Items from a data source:
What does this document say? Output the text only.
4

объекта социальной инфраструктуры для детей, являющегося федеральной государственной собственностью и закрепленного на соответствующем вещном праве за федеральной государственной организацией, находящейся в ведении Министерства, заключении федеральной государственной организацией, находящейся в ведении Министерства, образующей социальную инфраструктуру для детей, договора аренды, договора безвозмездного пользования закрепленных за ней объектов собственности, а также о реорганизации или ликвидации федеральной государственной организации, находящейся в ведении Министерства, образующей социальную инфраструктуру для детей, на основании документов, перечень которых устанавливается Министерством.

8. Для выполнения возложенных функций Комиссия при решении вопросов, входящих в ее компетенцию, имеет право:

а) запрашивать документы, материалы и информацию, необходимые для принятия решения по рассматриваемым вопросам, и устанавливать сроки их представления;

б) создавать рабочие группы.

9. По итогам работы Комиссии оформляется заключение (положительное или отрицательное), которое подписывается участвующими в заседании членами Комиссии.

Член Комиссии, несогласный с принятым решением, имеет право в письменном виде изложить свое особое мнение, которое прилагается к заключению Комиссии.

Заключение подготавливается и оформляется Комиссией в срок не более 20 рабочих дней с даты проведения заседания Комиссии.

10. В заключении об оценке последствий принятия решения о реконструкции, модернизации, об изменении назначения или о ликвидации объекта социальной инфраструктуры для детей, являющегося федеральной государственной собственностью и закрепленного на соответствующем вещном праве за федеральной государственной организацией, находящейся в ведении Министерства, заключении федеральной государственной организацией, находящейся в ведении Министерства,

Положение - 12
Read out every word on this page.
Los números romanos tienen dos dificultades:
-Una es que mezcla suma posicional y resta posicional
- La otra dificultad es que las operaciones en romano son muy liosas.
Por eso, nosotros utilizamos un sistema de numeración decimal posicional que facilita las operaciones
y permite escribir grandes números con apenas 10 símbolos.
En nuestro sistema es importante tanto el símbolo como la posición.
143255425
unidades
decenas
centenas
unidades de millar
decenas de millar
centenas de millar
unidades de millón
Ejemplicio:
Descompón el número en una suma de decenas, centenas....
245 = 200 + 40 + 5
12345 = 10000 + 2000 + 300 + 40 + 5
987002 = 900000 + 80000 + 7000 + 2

Written request:
Output exactly the lines above, from the one holding "Read out every word on this page." through the end of the data, including the first and last.

Expected answer:
Read out every word on this page.
Los números romanos tienen dos dificultades:
-Una es que mezcla suma posicional y resta posicional
- La otra dificultad es que las operaciones en romano son muy liosas.
Por eso, nosotros utilizamos un sistema de numeración decimal posicional que facilita las operaciones
y permite escribir grandes números con apenas 10 símbolos.
En nuestro sistema es importante tanto el símbolo como la posición.
143255425
unidades
decenas
centenas
unidades de millar
decenas de millar
centenas de millar
unidades de millón
Ejemplicio:
Descompón el número en una suma de decenas, centenas....
245 = 200 + 40 + 5
12345 = 10000 + 2000 + 300 + 40 + 5
987002 = 900000 + 80000 + 7000 + 2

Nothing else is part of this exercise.